**WHAT YOU WILL DO:** Nothing may be dropped or altered: reproduce all the data.

Stored dataset items
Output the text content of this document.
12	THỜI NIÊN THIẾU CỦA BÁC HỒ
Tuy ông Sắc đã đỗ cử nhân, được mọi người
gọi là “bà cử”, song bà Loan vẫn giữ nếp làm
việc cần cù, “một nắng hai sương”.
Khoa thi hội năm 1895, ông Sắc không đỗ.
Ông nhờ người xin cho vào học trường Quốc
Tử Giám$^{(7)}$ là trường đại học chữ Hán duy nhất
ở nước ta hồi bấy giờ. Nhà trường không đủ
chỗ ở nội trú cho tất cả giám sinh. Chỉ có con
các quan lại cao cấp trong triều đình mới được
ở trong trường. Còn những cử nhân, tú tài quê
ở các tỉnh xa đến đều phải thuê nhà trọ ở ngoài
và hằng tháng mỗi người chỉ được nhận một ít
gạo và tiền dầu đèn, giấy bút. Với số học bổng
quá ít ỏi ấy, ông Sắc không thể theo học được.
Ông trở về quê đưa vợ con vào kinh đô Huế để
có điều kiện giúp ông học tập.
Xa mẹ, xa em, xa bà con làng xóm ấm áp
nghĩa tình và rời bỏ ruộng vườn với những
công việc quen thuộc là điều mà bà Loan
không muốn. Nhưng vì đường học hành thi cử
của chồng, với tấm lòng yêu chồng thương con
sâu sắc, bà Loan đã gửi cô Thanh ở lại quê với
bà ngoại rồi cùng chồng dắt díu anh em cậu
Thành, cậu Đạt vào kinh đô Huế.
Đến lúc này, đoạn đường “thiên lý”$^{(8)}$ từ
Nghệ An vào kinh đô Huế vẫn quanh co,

**CORRECT RESULT:**
Output the text content of this document.
12	THỜI NIÊN THIẾU CỦA BÁC HỒ
Tuy ông Sắc đã đỗ cử nhân, được mọi người
gọi là “bà cử”, song bà Loan vẫn giữ nếp làm
việc cần cù, “một nắng hai sương”.
Khoa thi hội năm 1895, ông Sắc không đỗ.
Ông nhờ người xin cho vào học trường Quốc
Tử Giám$^{(7)}$ là trường đại học chữ Hán duy nhất
ở nước ta hồi bấy giờ. Nhà trường không đủ
chỗ ở nội trú cho tất cả giám sinh. Chỉ có con
các quan lại cao cấp trong triều đình mới được
ở trong trường. Còn những cử nhân, tú tài quê
ở các tỉnh xa đến đều phải thuê nhà trọ ở ngoài
và hằng tháng mỗi người chỉ được nhận một ít
gạo và tiền dầu đèn, giấy bút. Với số học bổng
quá ít ỏi ấy, ông Sắc không thể theo học được.
Ông trở về quê đưa vợ con vào kinh đô Huế để
có điều kiện giúp ông học tập.
Xa mẹ, xa em, xa bà con làng xóm ấm áp
nghĩa tình và rời bỏ ruộng vườn với những
công việc quen thuộc là điều mà bà Loan
không muốn. Nhưng vì đường học hành thi cử
của chồng, với tấm lòng yêu chồng thương con
sâu sắc, bà Loan đã gửi cô Thanh ở lại quê với
bà ngoại rồi cùng chồng dắt díu anh em cậu
Thành, cậu Đạt vào kinh đô Huế.
Đến lúc này, đoạn đường “thiên lý”$^{(8)}$ từ
Nghệ An vào kinh đô Huế vẫn quanh co,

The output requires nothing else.